What to do:
Search the records below for the word "screenshot" and show every line where it occurs.

Input rows:
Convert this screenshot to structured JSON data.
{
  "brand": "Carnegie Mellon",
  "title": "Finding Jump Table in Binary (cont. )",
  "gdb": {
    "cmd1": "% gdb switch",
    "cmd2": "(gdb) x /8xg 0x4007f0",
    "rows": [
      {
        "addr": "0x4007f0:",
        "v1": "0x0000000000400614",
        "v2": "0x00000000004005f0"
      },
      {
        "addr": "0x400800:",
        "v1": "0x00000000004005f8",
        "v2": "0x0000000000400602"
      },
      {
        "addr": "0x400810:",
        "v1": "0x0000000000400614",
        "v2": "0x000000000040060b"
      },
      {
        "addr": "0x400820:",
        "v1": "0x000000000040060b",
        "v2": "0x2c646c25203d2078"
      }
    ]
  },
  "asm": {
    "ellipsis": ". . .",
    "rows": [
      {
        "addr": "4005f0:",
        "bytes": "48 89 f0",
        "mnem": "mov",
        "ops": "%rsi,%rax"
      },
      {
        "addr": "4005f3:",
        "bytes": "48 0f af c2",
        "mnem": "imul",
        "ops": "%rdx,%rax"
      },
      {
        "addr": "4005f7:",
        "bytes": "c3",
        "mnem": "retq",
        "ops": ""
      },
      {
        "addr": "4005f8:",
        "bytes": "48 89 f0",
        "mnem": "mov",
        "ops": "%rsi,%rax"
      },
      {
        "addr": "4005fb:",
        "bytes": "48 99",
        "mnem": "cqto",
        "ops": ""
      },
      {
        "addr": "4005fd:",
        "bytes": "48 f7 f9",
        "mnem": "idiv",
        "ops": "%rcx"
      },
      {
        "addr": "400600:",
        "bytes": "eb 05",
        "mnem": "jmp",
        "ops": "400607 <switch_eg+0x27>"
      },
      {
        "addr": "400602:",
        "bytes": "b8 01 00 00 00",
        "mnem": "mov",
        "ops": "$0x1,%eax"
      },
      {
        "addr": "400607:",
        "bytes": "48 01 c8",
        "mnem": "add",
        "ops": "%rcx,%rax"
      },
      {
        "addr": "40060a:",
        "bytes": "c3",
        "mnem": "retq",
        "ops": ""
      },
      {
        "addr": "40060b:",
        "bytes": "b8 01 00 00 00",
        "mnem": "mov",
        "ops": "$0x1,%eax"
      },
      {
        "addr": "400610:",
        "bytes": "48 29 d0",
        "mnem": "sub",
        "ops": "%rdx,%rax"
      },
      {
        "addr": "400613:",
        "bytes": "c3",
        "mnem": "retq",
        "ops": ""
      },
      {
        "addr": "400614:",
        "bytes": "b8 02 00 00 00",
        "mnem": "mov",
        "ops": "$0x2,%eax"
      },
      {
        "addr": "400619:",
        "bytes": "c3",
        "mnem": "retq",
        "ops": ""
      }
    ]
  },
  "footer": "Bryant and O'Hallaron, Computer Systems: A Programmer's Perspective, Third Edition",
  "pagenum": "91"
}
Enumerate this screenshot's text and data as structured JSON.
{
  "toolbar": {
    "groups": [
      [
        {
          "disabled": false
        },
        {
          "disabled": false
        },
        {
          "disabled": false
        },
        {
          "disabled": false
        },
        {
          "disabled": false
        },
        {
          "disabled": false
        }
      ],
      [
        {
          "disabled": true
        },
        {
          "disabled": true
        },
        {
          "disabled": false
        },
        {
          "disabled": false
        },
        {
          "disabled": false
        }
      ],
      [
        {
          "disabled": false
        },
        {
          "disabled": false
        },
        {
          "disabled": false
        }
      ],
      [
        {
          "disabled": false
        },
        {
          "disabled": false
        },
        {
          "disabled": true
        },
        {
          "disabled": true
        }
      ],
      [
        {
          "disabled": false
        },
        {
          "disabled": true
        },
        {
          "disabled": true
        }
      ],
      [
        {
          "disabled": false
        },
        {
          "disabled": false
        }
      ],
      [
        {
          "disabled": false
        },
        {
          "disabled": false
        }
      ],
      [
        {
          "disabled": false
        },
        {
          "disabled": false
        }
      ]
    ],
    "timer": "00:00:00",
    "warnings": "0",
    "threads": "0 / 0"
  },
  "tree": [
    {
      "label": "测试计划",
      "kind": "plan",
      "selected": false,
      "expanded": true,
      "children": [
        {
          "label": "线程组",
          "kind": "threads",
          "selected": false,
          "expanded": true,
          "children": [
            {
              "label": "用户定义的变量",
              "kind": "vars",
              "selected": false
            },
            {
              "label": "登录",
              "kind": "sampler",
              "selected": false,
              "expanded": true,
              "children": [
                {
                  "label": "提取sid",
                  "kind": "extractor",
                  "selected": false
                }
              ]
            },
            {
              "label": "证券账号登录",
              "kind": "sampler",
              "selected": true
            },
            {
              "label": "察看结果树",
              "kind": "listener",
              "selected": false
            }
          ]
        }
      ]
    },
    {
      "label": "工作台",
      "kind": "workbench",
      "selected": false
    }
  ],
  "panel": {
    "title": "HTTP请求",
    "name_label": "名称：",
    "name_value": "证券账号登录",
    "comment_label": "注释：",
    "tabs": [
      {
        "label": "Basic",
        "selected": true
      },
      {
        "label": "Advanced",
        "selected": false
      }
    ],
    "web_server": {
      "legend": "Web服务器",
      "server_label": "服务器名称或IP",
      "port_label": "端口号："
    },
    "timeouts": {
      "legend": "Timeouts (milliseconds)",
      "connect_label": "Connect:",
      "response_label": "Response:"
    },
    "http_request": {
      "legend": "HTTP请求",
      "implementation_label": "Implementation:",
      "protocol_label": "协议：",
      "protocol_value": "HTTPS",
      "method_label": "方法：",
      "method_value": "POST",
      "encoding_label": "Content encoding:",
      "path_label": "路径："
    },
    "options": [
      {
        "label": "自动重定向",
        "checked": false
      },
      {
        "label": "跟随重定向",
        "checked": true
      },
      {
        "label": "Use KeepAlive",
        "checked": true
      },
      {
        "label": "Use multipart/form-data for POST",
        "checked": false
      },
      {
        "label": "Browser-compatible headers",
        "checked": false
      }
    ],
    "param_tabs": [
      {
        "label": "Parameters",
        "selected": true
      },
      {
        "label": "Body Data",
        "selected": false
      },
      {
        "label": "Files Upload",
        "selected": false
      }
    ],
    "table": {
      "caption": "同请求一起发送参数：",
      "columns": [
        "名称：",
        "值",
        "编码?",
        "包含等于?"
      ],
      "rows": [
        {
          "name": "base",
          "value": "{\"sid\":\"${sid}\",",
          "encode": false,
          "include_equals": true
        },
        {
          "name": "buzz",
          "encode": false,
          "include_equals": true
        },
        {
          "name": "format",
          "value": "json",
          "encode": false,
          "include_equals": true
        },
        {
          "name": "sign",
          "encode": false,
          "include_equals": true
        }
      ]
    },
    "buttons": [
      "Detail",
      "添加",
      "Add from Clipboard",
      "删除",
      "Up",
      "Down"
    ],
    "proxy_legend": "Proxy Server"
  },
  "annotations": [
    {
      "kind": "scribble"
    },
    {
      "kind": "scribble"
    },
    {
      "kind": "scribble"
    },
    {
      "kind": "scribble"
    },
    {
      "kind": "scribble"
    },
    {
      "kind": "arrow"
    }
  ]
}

The completed task:
Convert this screenshot to structured JSON data.
Enumerate this screenshot's text and data as structured JSON.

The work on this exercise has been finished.